_Objective:_
Report all lines holding "ylabel".

_Extracted records:_
------------------------------------------------
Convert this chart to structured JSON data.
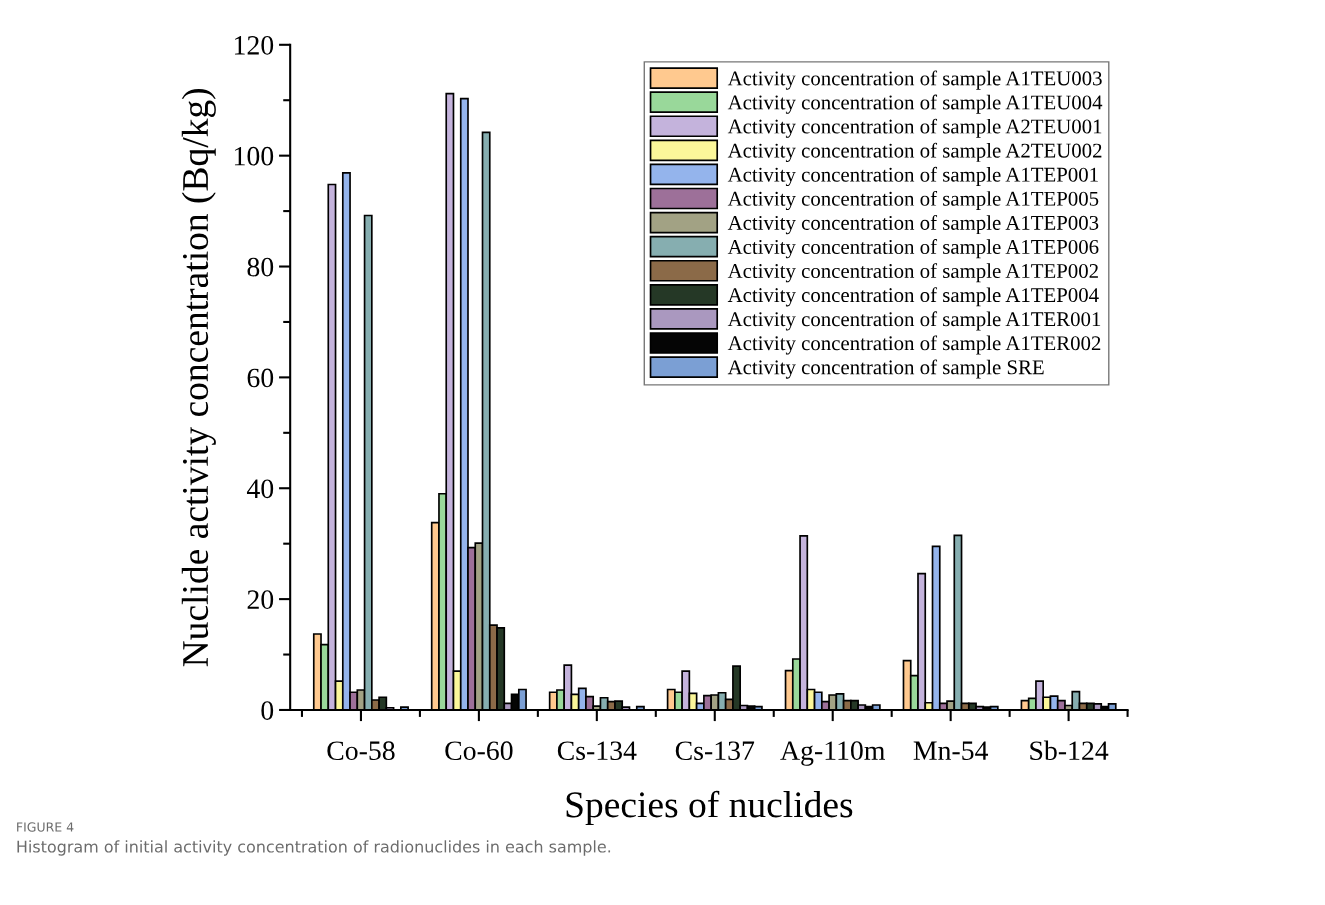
{
  "chart_data": {
    "type": "bar",
    "xlabel": "Species of nuclides",
    "ylabel": "Nuclide activity concentration (Bq/kg)",
    "categories": [
      "Co-58",
      "Co-60",
      "Cs-134",
      "Cs-137",
      "Ag-110m",
      "Mn-54",
      "Sb-124"
    ],
    "series": [
      {
        "name": "Activity concentration of sample A1TEU003",
        "color": "#ffc98f",
        "values": [
          13.7,
          33.8,
          3.2,
          3.7,
          7.1,
          8.9,
          1.7
        ]
      },
      {
        "name": "Activity concentration of sample A1TEU004",
        "color": "#99d89a",
        "values": [
          11.8,
          39,
          3.6,
          3.2,
          9.2,
          6.2,
          2.1
        ]
      },
      {
        "name": "Activity concentration of sample A2TEU001",
        "color": "#c4b3dc",
        "values": [
          94.8,
          111.2,
          8.1,
          7.0,
          31.4,
          24.6,
          5.2
        ]
      },
      {
        "name": "Activity concentration of sample A2TEU002",
        "color": "#fbf79a",
        "values": [
          5.2,
          7.0,
          2.8,
          3.0,
          3.7,
          1.3,
          2.3
        ]
      },
      {
        "name": "Activity concentration of sample A1TEP001",
        "color": "#94b4ec",
        "values": [
          96.9,
          110.3,
          3.9,
          1.2,
          3.2,
          29.5,
          2.5
        ]
      },
      {
        "name": "Activity concentration of sample A1TEP005",
        "color": "#9d7099",
        "values": [
          3.2,
          29.3,
          2.4,
          2.6,
          1.5,
          1.2,
          1.7
        ]
      },
      {
        "name": "Activity concentration of sample A1TEP003",
        "color": "#a2a284",
        "values": [
          3.6,
          30.1,
          0.7,
          2.7,
          2.7,
          1.6,
          0.8
        ]
      },
      {
        "name": "Activity concentration of sample A1TEP006",
        "color": "#86aeb0",
        "values": [
          89.2,
          104.2,
          2.2,
          3.1,
          2.9,
          31.5,
          3.3
        ]
      },
      {
        "name": "Activity concentration of sample A1TEP002",
        "color": "#8b6a48",
        "values": [
          1.8,
          15.3,
          1.5,
          1.9,
          1.7,
          1.2,
          1.2
        ]
      },
      {
        "name": "Activity concentration of sample A1TEP004",
        "color": "#253826",
        "values": [
          2.3,
          14.8,
          1.6,
          7.9,
          1.7,
          1.2,
          1.2
        ]
      },
      {
        "name": "Activity concentration of sample A1TER001",
        "color": "#aa98bf",
        "values": [
          0.4,
          1.2,
          0.5,
          0.8,
          0.9,
          0.6,
          1.1
        ]
      },
      {
        "name": "Activity concentration of sample A1TER002",
        "color": "#050505",
        "values": [
          null,
          2.8,
          null,
          0.7,
          0.6,
          0.5,
          0.6
        ]
      },
      {
        "name": "Activity concentration of sample SRE",
        "color": "#7b9fd4",
        "values": [
          0.5,
          3.7,
          0.6,
          0.6,
          0.9,
          0.6,
          1.1
        ]
      }
    ],
    "ylim": [
      0,
      120
    ],
    "yticks": [
      0,
      20,
      40,
      60,
      80,
      100,
      120
    ],
    "legend": "top right",
    "grid": false,
    "annotations": [
      "FIGURE 4",
      "Histogram of initial activity concentration of radionuclides in each sample."
    ]
  }
}
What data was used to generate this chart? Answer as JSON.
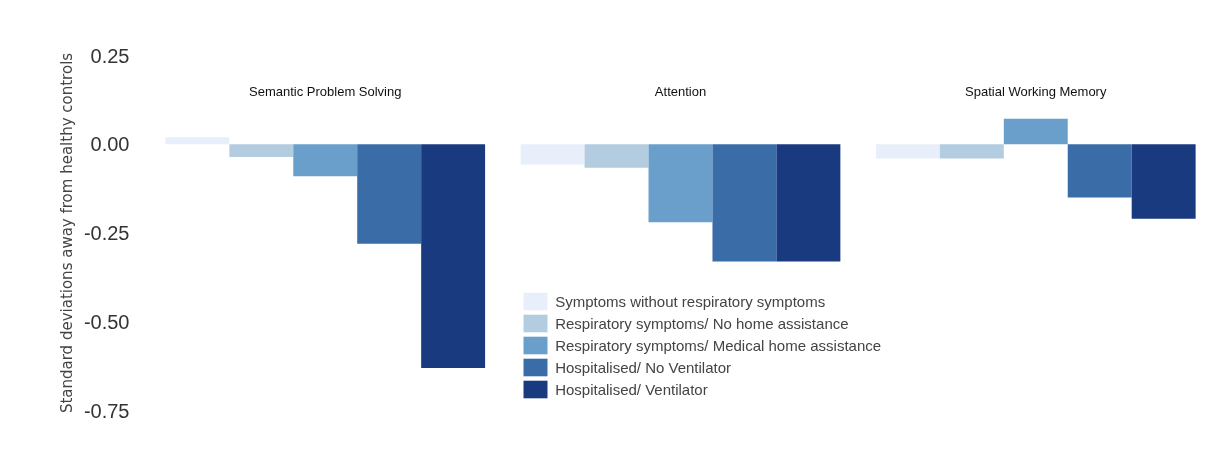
{
  "chart_data": {
    "type": "bar",
    "ylabel": "Standard deviations away from healthy controls",
    "categories": [
      "Semantic Problem Solving",
      "Attention",
      "Spatial Working Memory"
    ],
    "series": [
      {
        "name": "Symptoms without respiratory symptoms",
        "color": "#e8eefa",
        "values": [
          0.02,
          -0.057,
          -0.04
        ]
      },
      {
        "name": "Respiratory symptoms/ No home assistance",
        "color": "#b4cce0",
        "values": [
          -0.036,
          -0.066,
          -0.04
        ]
      },
      {
        "name": "Respiratory symptoms/ Medical home assistance",
        "color": "#6a9fcc",
        "values": [
          -0.09,
          -0.22,
          0.072
        ]
      },
      {
        "name": "Hospitalised/ No Ventilator",
        "color": "#3a6ca8",
        "values": [
          -0.28,
          -0.33,
          -0.15
        ]
      },
      {
        "name": "Hospitalised/ Ventilator",
        "color": "#1a3a80",
        "values": [
          -0.63,
          -0.33,
          -0.21
        ]
      }
    ],
    "ylim": [
      -0.75,
      0.25
    ],
    "yticks": [
      0.25,
      {
        "value": 0,
        "label": "0.00"
      },
      -0.25,
      {
        "value": -0.5,
        "label": "-0.50"
      },
      -0.75
    ],
    "grid": false,
    "legend": "bottom"
  }
}
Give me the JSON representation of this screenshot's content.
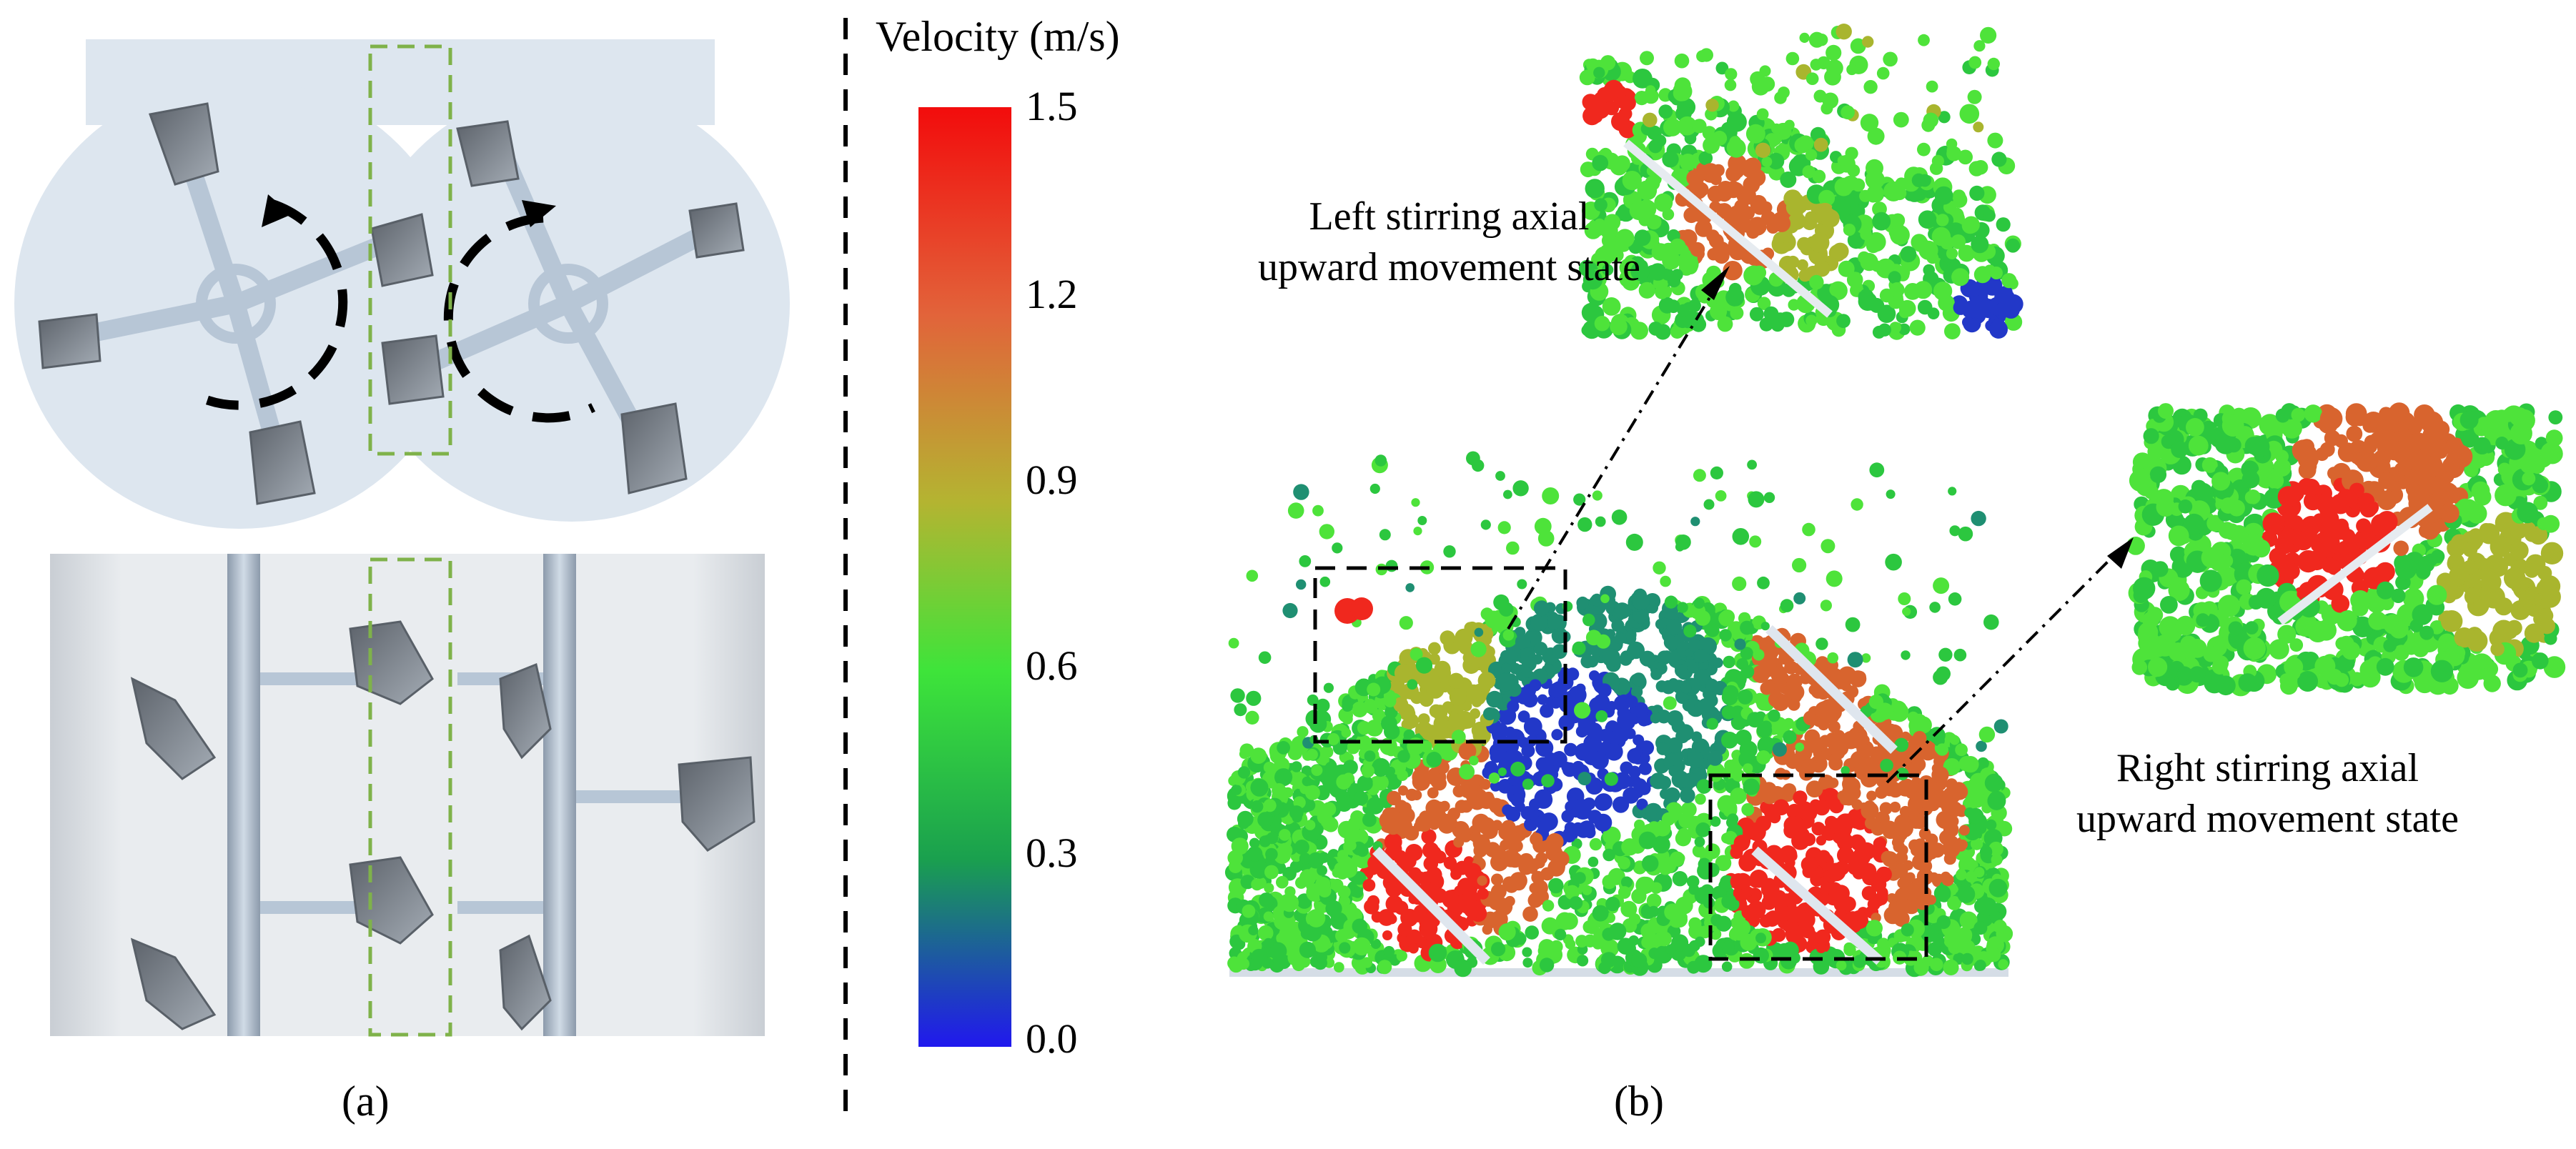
{
  "figure": {
    "colorbar": {
      "title": "Velocity (m/s)",
      "ticks": [
        "1.5",
        "1.2",
        "0.9",
        "0.6",
        "0.3",
        "0.0"
      ],
      "colors": [
        "#f20c0c",
        "#e2633a",
        "#b4b431",
        "#3ee43a",
        "#1aa04e",
        "#2018ee"
      ]
    },
    "panel_a": {
      "caption": "(a)"
    },
    "panel_b": {
      "caption": "(b)",
      "left_annotation": {
        "line1": "Left stirring axial",
        "line2": "upward movement state"
      },
      "right_annotation": {
        "line1": "Right stirring axial",
        "line2": "upward movement state"
      }
    },
    "colors": {
      "dashed_green": "#7fb24a",
      "paddle": "#6e7681",
      "tank": "#dde6ef",
      "shaft": "#a9b8c8"
    }
  }
}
------------------------------------------------
_The answer:_
    "ylabel": "Nuclide activity concentration (Bq/kg)",
    "ylabel": "Standard deviations away from healthy controls",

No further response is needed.